#### [PROVIDED RECORDS]

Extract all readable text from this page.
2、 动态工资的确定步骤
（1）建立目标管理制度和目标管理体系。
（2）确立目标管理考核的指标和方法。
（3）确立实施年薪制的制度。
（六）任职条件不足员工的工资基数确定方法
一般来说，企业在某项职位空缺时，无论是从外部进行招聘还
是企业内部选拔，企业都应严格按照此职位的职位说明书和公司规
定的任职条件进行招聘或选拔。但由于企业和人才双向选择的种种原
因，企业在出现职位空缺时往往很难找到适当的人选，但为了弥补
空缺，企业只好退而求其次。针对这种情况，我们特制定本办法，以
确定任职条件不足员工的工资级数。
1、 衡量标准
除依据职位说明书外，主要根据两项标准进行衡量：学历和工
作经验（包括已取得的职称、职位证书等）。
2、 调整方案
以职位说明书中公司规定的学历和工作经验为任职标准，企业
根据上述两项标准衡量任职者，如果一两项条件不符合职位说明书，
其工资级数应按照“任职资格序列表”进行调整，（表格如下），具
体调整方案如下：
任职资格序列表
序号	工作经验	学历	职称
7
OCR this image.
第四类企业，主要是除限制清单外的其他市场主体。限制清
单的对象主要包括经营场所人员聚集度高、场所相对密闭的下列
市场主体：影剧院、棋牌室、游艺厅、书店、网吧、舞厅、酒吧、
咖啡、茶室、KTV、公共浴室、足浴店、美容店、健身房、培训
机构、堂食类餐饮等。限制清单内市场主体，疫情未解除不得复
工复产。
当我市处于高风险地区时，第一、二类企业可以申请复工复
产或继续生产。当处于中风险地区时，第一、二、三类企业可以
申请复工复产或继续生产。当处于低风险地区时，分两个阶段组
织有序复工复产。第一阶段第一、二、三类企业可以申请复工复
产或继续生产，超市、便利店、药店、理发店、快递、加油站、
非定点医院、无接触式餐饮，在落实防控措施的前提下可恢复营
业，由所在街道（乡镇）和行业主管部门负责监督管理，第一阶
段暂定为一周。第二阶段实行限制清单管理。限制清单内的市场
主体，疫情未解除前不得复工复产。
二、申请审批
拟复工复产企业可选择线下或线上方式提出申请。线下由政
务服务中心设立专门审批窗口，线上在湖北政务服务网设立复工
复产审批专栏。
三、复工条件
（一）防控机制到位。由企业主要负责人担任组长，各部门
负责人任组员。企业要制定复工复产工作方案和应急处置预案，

#### [CHALLENGE]
Among the entries above, how many lines include the word "任职资格序列表"? Reply with the number only.

#### [REPLY TO THE EXERCISE]
2